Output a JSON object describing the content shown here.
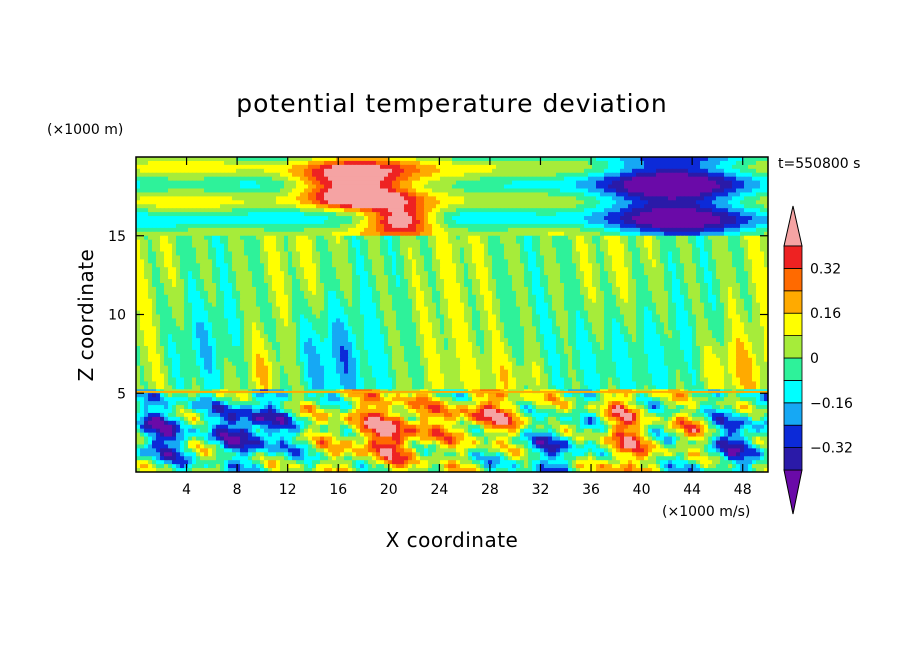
{
  "chart_data": {
    "type": "heatmap",
    "title": "potential temperature deviation",
    "xlabel": "X coordinate",
    "ylabel": "Z coordinate",
    "x_unit": "(×1000 m/s)",
    "y_unit": "(×1000 m)",
    "time_label": "t=550800 s",
    "xlim": [
      0,
      50
    ],
    "ylim": [
      0,
      20
    ],
    "x_ticks": [
      4,
      8,
      12,
      16,
      20,
      24,
      28,
      32,
      36,
      40,
      44,
      48
    ],
    "y_ticks": [
      5,
      10,
      15
    ],
    "colorbar": {
      "levels": [
        -0.4,
        -0.32,
        -0.24,
        -0.16,
        -0.08,
        0,
        0.08,
        0.16,
        0.24,
        0.32,
        0.4
      ],
      "labels": [
        "0.32",
        "0.16",
        "0",
        "−0.16",
        "−0.32"
      ],
      "label_values": [
        0.32,
        0.16,
        0,
        -0.16,
        -0.32
      ],
      "colors": [
        "#6a0aa8",
        "#2a1aa8",
        "#0c2ad8",
        "#16a8f4",
        "#00ffff",
        "#2ef29a",
        "#a6ec3a",
        "#ffff00",
        "#ffaa00",
        "#ff6a00",
        "#ee2222",
        "#f5a3a3"
      ],
      "extend": "both"
    },
    "features": [
      {
        "name": "lower layer (z<5)",
        "description": "strong mixed positive/negative perturbations"
      },
      {
        "name": "upper layer (z>15)",
        "description": "horizontal banding; pink maxima near x=14-22 at z=16-19; negative near x=36-48"
      }
    ]
  }
}
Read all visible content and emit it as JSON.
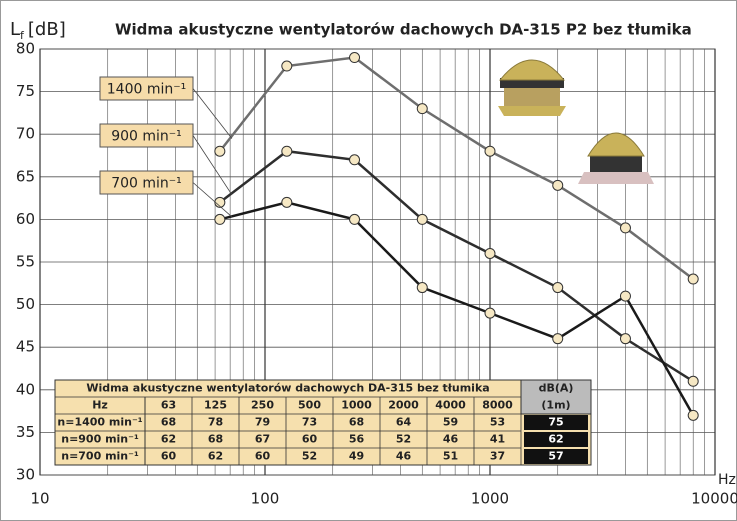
{
  "chart_data": {
    "type": "line",
    "title": "Widma akustyczne wentylatorów dachowych DA-315 P2 bez tłumika",
    "ylabel": {
      "main": "L",
      "sub": "f",
      "unit": "[dB]"
    },
    "xlabel": "Hz",
    "x": [
      63,
      125,
      250,
      500,
      1000,
      2000,
      4000,
      8000
    ],
    "xscale": "log",
    "xlim": [
      10,
      10000
    ],
    "xticks": [
      10,
      100,
      1000,
      10000
    ],
    "ylim": [
      30,
      80
    ],
    "yticks": [
      30,
      35,
      40,
      45,
      50,
      55,
      60,
      65,
      70,
      75,
      80
    ],
    "grid": true,
    "series": [
      {
        "name": "1400 min⁻¹",
        "row_label": "n=1400 min⁻¹",
        "color": "#6e6e6e",
        "values": [
          68,
          78,
          79,
          73,
          68,
          64,
          59,
          53
        ],
        "dba": 75
      },
      {
        "name": "900 min⁻¹",
        "row_label": "n=900 min⁻¹",
        "color": "#2e2e2e",
        "values": [
          62,
          68,
          67,
          60,
          56,
          52,
          46,
          41
        ],
        "dba": 62
      },
      {
        "name": "700 min⁻¹",
        "row_label": "n=700 min⁻¹",
        "color": "#1a1a1a",
        "values": [
          60,
          62,
          60,
          52,
          49,
          46,
          51,
          37
        ],
        "dba": 57
      }
    ],
    "table": {
      "title": "Widma akustyczne wentylatorów dachowych DA-315 bez tłumika",
      "hz_header": "Hz",
      "dba_header": "dB(A)",
      "dba_subheader": "(1m)"
    }
  }
}
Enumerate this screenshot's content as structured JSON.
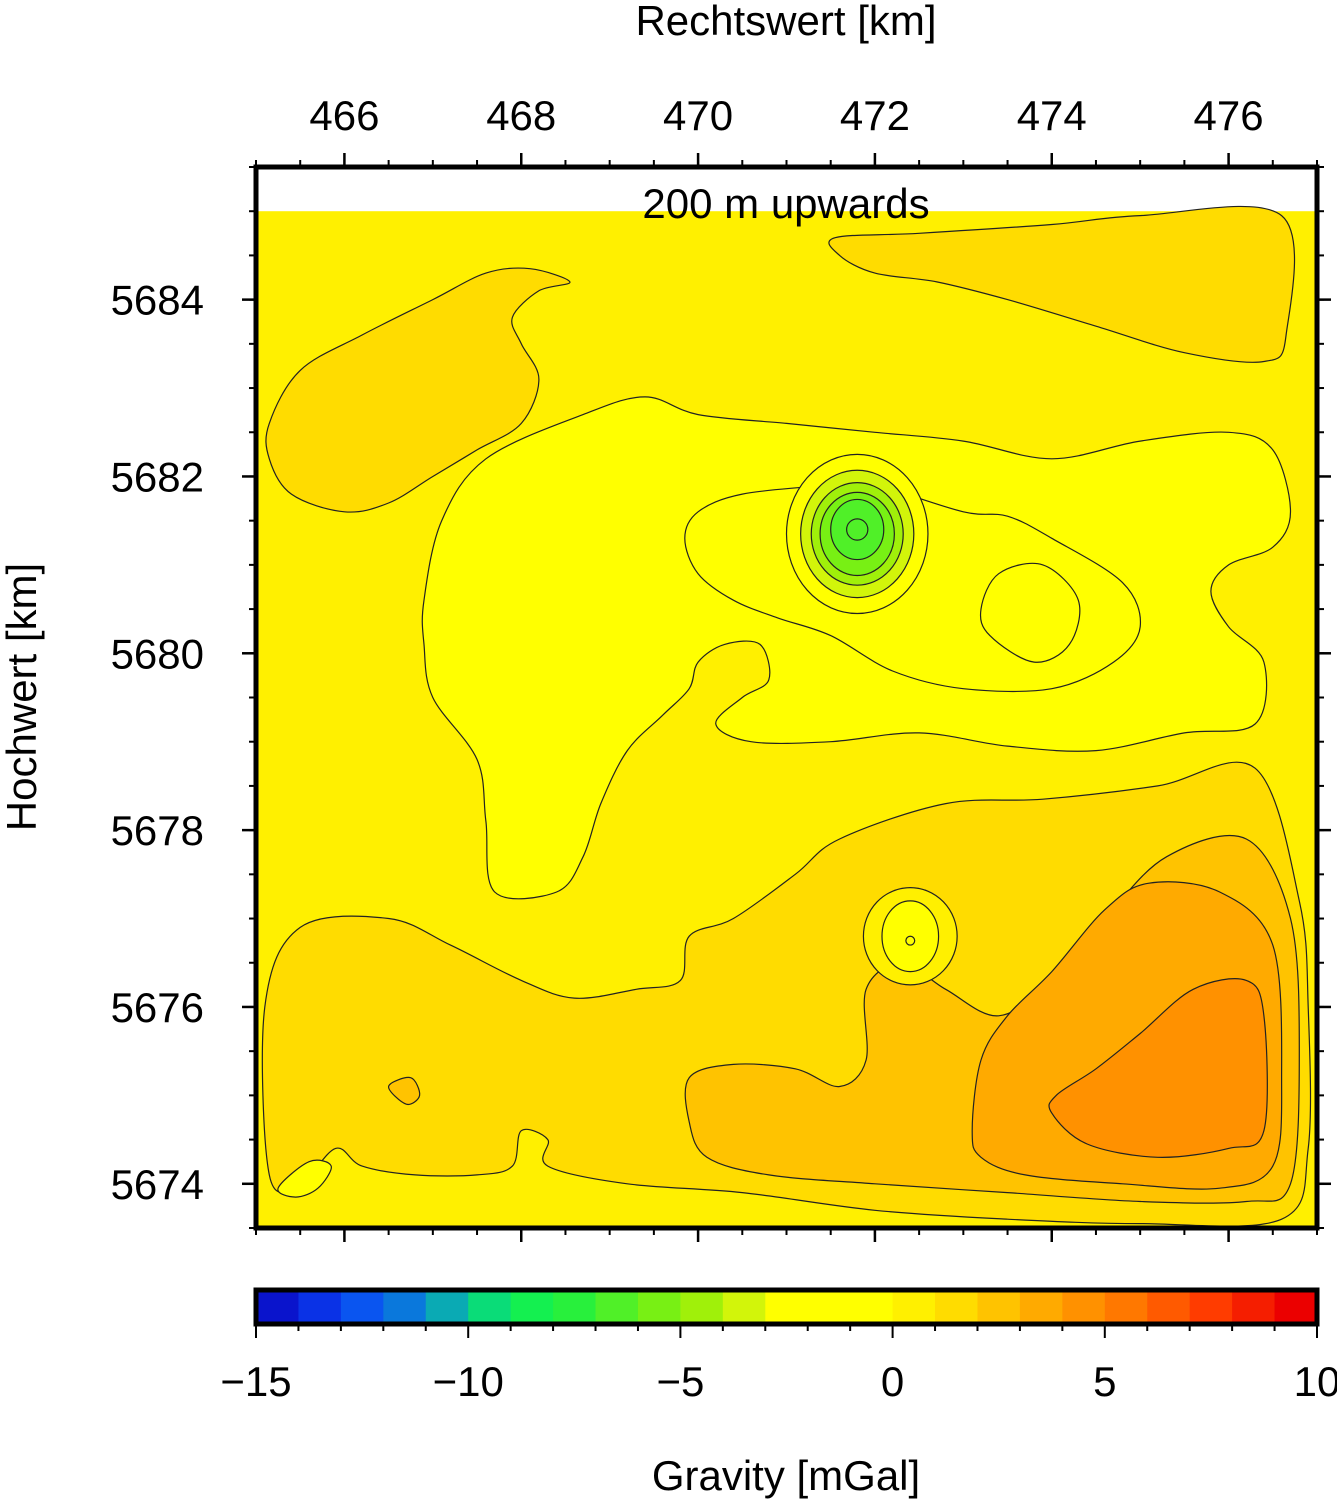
{
  "chart_data": {
    "type": "heatmap",
    "title": "200 m upwards",
    "xlabel": "Rechtswert [km]",
    "ylabel": "Hochwert [km]",
    "xlim": [
      465,
      477
    ],
    "ylim": [
      5673.5,
      5685.5
    ],
    "x_ticks": [
      466,
      468,
      470,
      472,
      474,
      476
    ],
    "y_ticks": [
      5674,
      5676,
      5678,
      5680,
      5682,
      5684
    ],
    "axis_positions": {
      "x": "top",
      "y": "left"
    },
    "colorbar": {
      "label": "Gravity [mGal]",
      "range": [
        -15,
        10
      ],
      "step": 1,
      "ticks": [
        -15,
        -10,
        -5,
        0,
        5,
        10
      ],
      "tick_labels": [
        "−15",
        "−10",
        "−5",
        "0",
        "5",
        "10"
      ],
      "colors": [
        "#0a14cc",
        "#0a32e6",
        "#0a55f0",
        "#0a78dc",
        "#0aaab4",
        "#0adc78",
        "#14f050",
        "#28f03c",
        "#50f028",
        "#78f014",
        "#a0f00a",
        "#d2f50a",
        "#ffff00",
        "#ffff00",
        "#ffff00",
        "#fff000",
        "#ffdc00",
        "#ffc300",
        "#ffaa00",
        "#ff9100",
        "#ff7800",
        "#ff5a00",
        "#ff3c00",
        "#f51e00",
        "#eb0000",
        "#d20000",
        "#b40000"
      ]
    },
    "fields": [
      {
        "x": [
          465.0,
          477.0
        ],
        "y": [
          5673.5,
          5685.0
        ],
        "value": 0.5,
        "role": "background"
      },
      {
        "value": 1.5,
        "polygon": [
          [
            465.15,
            5682.6
          ],
          [
            465.5,
            5683.2
          ],
          [
            466.2,
            5683.6
          ],
          [
            467.0,
            5684.0
          ],
          [
            467.6,
            5684.3
          ],
          [
            468.1,
            5684.35
          ],
          [
            468.55,
            5684.2
          ],
          [
            468.2,
            5684.1
          ],
          [
            467.9,
            5683.8
          ],
          [
            468.0,
            5683.5
          ],
          [
            468.2,
            5683.1
          ],
          [
            468.0,
            5682.6
          ],
          [
            467.5,
            5682.3
          ],
          [
            467.0,
            5682.0
          ],
          [
            466.5,
            5681.7
          ],
          [
            466.0,
            5681.6
          ],
          [
            465.4,
            5681.8
          ],
          [
            465.15,
            5682.2
          ]
        ]
      },
      {
        "value": 1.5,
        "polygon": [
          [
            471.55,
            5684.7
          ],
          [
            472.5,
            5684.75
          ],
          [
            474.0,
            5684.85
          ],
          [
            475.0,
            5684.95
          ],
          [
            476.6,
            5684.95
          ],
          [
            476.65,
            5683.6
          ],
          [
            476.4,
            5683.3
          ],
          [
            475.5,
            5683.4
          ],
          [
            474.5,
            5683.7
          ],
          [
            473.5,
            5684.0
          ],
          [
            472.7,
            5684.2
          ],
          [
            472.0,
            5684.3
          ],
          [
            471.6,
            5684.5
          ]
        ]
      },
      {
        "value": 1.5,
        "polygon": [
          [
            465.1,
            5676.0
          ],
          [
            465.5,
            5676.9
          ],
          [
            466.5,
            5677.0
          ],
          [
            467.2,
            5676.7
          ],
          [
            468.0,
            5676.3
          ],
          [
            468.6,
            5676.1
          ],
          [
            469.3,
            5676.2
          ],
          [
            469.8,
            5676.3
          ],
          [
            469.9,
            5676.8
          ],
          [
            470.4,
            5677.0
          ],
          [
            471.1,
            5677.5
          ],
          [
            471.6,
            5677.9
          ],
          [
            472.8,
            5678.3
          ],
          [
            473.9,
            5678.35
          ],
          [
            475.2,
            5678.5
          ],
          [
            476.3,
            5678.7
          ],
          [
            476.8,
            5677.2
          ],
          [
            476.9,
            5676.0
          ],
          [
            476.9,
            5674.4
          ],
          [
            476.6,
            5673.6
          ],
          [
            475.0,
            5673.55
          ],
          [
            473.5,
            5673.6
          ],
          [
            472.0,
            5673.7
          ],
          [
            470.5,
            5673.9
          ],
          [
            469.2,
            5674.0
          ],
          [
            468.3,
            5674.2
          ],
          [
            468.3,
            5674.5
          ],
          [
            468.0,
            5674.6
          ],
          [
            467.9,
            5674.2
          ],
          [
            467.5,
            5674.1
          ],
          [
            466.8,
            5674.1
          ],
          [
            466.2,
            5674.2
          ],
          [
            465.9,
            5674.4
          ],
          [
            465.5,
            5674.0
          ],
          [
            465.15,
            5674.1
          ]
        ]
      },
      {
        "value": 2.5,
        "polygon": [
          [
            469.9,
            5675.2
          ],
          [
            470.4,
            5675.35
          ],
          [
            471.1,
            5675.3
          ],
          [
            471.6,
            5675.1
          ],
          [
            471.9,
            5675.4
          ],
          [
            471.9,
            5676.2
          ],
          [
            472.3,
            5676.5
          ],
          [
            472.8,
            5676.2
          ],
          [
            473.4,
            5675.9
          ],
          [
            474.0,
            5676.3
          ],
          [
            474.6,
            5677.0
          ],
          [
            475.3,
            5677.7
          ],
          [
            476.2,
            5677.9
          ],
          [
            476.7,
            5677.0
          ],
          [
            476.8,
            5675.5
          ],
          [
            476.7,
            5674.0
          ],
          [
            476.2,
            5673.8
          ],
          [
            475.0,
            5673.8
          ],
          [
            473.5,
            5673.9
          ],
          [
            472.0,
            5674.0
          ],
          [
            470.8,
            5674.1
          ],
          [
            470.1,
            5674.3
          ],
          [
            469.9,
            5674.7
          ]
        ]
      },
      {
        "value": 3.5,
        "polygon": [
          [
            473.1,
            5674.6
          ],
          [
            473.2,
            5675.4
          ],
          [
            473.5,
            5675.9
          ],
          [
            474.0,
            5676.4
          ],
          [
            474.6,
            5677.1
          ],
          [
            475.1,
            5677.4
          ],
          [
            475.9,
            5677.3
          ],
          [
            476.5,
            5676.7
          ],
          [
            476.6,
            5675.2
          ],
          [
            476.5,
            5674.2
          ],
          [
            475.9,
            5673.95
          ],
          [
            474.8,
            5674.0
          ],
          [
            473.7,
            5674.1
          ],
          [
            473.2,
            5674.3
          ]
        ]
      },
      {
        "value": 4.5,
        "polygon": [
          [
            474.0,
            5674.8
          ],
          [
            474.4,
            5674.45
          ],
          [
            475.2,
            5674.3
          ],
          [
            476.0,
            5674.4
          ],
          [
            476.4,
            5674.6
          ],
          [
            476.4,
            5675.9
          ],
          [
            476.2,
            5676.3
          ],
          [
            475.6,
            5676.2
          ],
          [
            475.0,
            5675.7
          ],
          [
            474.5,
            5675.3
          ],
          [
            474.05,
            5675.0
          ]
        ]
      },
      {
        "value": -0.5,
        "polygon": [
          [
            467.1,
            5681.5
          ],
          [
            467.6,
            5682.2
          ],
          [
            468.7,
            5682.7
          ],
          [
            469.4,
            5682.9
          ],
          [
            470.0,
            5682.7
          ],
          [
            471.0,
            5682.6
          ],
          [
            472.0,
            5682.5
          ],
          [
            473.0,
            5682.4
          ],
          [
            474.0,
            5682.2
          ],
          [
            475.0,
            5682.4
          ],
          [
            476.0,
            5682.5
          ],
          [
            476.5,
            5682.3
          ],
          [
            476.7,
            5681.6
          ],
          [
            476.5,
            5681.2
          ],
          [
            476.0,
            5681.0
          ],
          [
            475.8,
            5680.7
          ],
          [
            476.0,
            5680.3
          ],
          [
            476.4,
            5679.9
          ],
          [
            476.3,
            5679.2
          ],
          [
            475.5,
            5679.1
          ],
          [
            474.5,
            5678.9
          ],
          [
            473.5,
            5678.95
          ],
          [
            472.5,
            5679.1
          ],
          [
            471.5,
            5679.0
          ],
          [
            470.6,
            5679.0
          ],
          [
            470.2,
            5679.2
          ],
          [
            470.5,
            5679.5
          ],
          [
            470.8,
            5679.7
          ],
          [
            470.7,
            5680.1
          ],
          [
            470.3,
            5680.1
          ],
          [
            470.0,
            5679.9
          ],
          [
            469.9,
            5679.6
          ],
          [
            469.6,
            5679.3
          ],
          [
            469.2,
            5678.9
          ],
          [
            468.9,
            5678.3
          ],
          [
            468.7,
            5677.7
          ],
          [
            468.4,
            5677.3
          ],
          [
            467.7,
            5677.3
          ],
          [
            467.6,
            5678.1
          ],
          [
            467.5,
            5678.8
          ],
          [
            467.0,
            5679.5
          ],
          [
            466.9,
            5680.1
          ],
          [
            466.9,
            5680.6
          ]
        ]
      },
      {
        "value": -1.5,
        "polygon": [
          [
            470.0,
            5681.6
          ],
          [
            470.5,
            5681.8
          ],
          [
            471.5,
            5681.9
          ],
          [
            472.0,
            5681.9
          ],
          [
            473.0,
            5681.6
          ],
          [
            473.5,
            5681.55
          ],
          [
            474.0,
            5681.3
          ],
          [
            474.8,
            5680.8
          ],
          [
            475.0,
            5680.3
          ],
          [
            474.7,
            5679.9
          ],
          [
            474.0,
            5679.6
          ],
          [
            473.0,
            5679.6
          ],
          [
            472.2,
            5679.8
          ],
          [
            471.5,
            5680.2
          ],
          [
            470.9,
            5680.4
          ],
          [
            470.4,
            5680.6
          ],
          [
            470.0,
            5680.9
          ],
          [
            469.85,
            5681.3
          ]
        ]
      },
      {
        "value": -2.5,
        "polygon": [
          [
            473.2,
            5680.5
          ],
          [
            473.4,
            5680.9
          ],
          [
            473.9,
            5681.0
          ],
          [
            474.3,
            5680.6
          ],
          [
            474.2,
            5680.1
          ],
          [
            473.8,
            5679.9
          ],
          [
            473.3,
            5680.2
          ]
        ]
      },
      {
        "value": -1.5,
        "polygon": [
          [
            465.25,
            5673.95
          ],
          [
            465.6,
            5674.25
          ],
          [
            465.85,
            5674.2
          ],
          [
            465.7,
            5673.95
          ],
          [
            465.45,
            5673.85
          ]
        ]
      },
      {
        "value": 2.5,
        "polygon": [
          [
            466.5,
            5675.1
          ],
          [
            466.75,
            5675.2
          ],
          [
            466.85,
            5675.0
          ],
          [
            466.7,
            5674.9
          ]
        ]
      },
      {
        "value": -2.5,
        "center": [
          471.8,
          5681.35
        ],
        "radii": [
          0.8,
          0.9
        ],
        "role": "low"
      },
      {
        "value": -3.5,
        "center": [
          471.8,
          5681.35
        ],
        "radii": [
          0.64,
          0.72
        ],
        "role": "low"
      },
      {
        "value": -4.5,
        "center": [
          471.8,
          5681.35
        ],
        "radii": [
          0.52,
          0.58
        ],
        "role": "low"
      },
      {
        "value": -5.5,
        "center": [
          471.8,
          5681.35
        ],
        "radii": [
          0.42,
          0.47
        ],
        "role": "low"
      },
      {
        "value": -6.5,
        "center": [
          471.8,
          5681.4
        ],
        "radii": [
          0.3,
          0.34
        ],
        "role": "low"
      },
      {
        "value": -7.0,
        "center": [
          471.8,
          5681.4
        ],
        "radii": [
          0.12,
          0.12
        ],
        "role": "low"
      },
      {
        "value": 0.5,
        "center": [
          472.4,
          5676.8
        ],
        "radii": [
          0.53,
          0.55
        ],
        "role": "high"
      },
      {
        "value": -0.5,
        "center": [
          472.4,
          5676.8
        ],
        "radii": [
          0.32,
          0.4
        ],
        "role": "high"
      },
      {
        "value": -1.0,
        "center": [
          472.4,
          5676.75
        ],
        "radii": [
          0.05,
          0.05
        ],
        "role": "high"
      }
    ]
  }
}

*What is asked*
Report how many lines of the listing above include the word "name". Say nothing but the number.

*Answer to the problem*
5